Entries shown:
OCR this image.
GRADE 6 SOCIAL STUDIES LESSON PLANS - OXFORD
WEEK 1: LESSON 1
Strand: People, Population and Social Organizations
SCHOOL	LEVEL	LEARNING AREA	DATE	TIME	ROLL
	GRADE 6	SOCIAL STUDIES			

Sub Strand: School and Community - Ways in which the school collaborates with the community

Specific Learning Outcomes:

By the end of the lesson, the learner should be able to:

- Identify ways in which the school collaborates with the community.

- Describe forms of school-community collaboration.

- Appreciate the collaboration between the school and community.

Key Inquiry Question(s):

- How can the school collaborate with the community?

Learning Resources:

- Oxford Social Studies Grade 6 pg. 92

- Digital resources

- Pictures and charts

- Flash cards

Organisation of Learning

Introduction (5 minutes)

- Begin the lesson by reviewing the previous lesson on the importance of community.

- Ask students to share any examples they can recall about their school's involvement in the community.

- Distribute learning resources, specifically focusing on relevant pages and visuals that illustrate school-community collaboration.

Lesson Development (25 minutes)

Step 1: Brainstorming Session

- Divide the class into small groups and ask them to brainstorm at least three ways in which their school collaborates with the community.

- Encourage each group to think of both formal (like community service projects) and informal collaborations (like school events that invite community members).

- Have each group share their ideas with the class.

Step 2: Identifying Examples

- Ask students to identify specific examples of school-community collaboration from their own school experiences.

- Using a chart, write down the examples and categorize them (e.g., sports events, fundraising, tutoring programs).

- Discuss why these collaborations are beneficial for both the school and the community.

What is required: Produce an exact copy of the whole listing.

Solution for this exercise:
OCR this image.
GRADE 6 SOCIAL STUDIES LESSON PLANS - OXFORD
WEEK 1: LESSON 1
Strand: People, Population and Social Organizations
SCHOOL	LEVEL	LEARNING AREA	DATE	TIME	ROLL
	GRADE 6	SOCIAL STUDIES			

Sub Strand: School and Community - Ways in which the school collaborates with the community

Specific Learning Outcomes:

By the end of the lesson, the learner should be able to:

- Identify ways in which the school collaborates with the community.

- Describe forms of school-community collaboration.

- Appreciate the collaboration between the school and community.

Key Inquiry Question(s):

- How can the school collaborate with the community?

Learning Resources:

- Oxford Social Studies Grade 6 pg. 92

- Digital resources

- Pictures and charts

- Flash cards

Organisation of Learning

Introduction (5 minutes)

- Begin the lesson by reviewing the previous lesson on the importance of community.

- Ask students to share any examples they can recall about their school's involvement in the community.

- Distribute learning resources, specifically focusing on relevant pages and visuals that illustrate school-community collaboration.

Lesson Development (25 minutes)

Step 1: Brainstorming Session

- Divide the class into small groups and ask them to brainstorm at least three ways in which their school collaborates with the community.

- Encourage each group to think of both formal (like community service projects) and informal collaborations (like school events that invite community members).

- Have each group share their ideas with the class.

Step 2: Identifying Examples

- Ask students to identify specific examples of school-community collaboration from their own school experiences.

- Using a chart, write down the examples and categorize them (e.g., sports events, fundraising, tutoring programs).

- Discuss why these collaborations are beneficial for both the school and the community.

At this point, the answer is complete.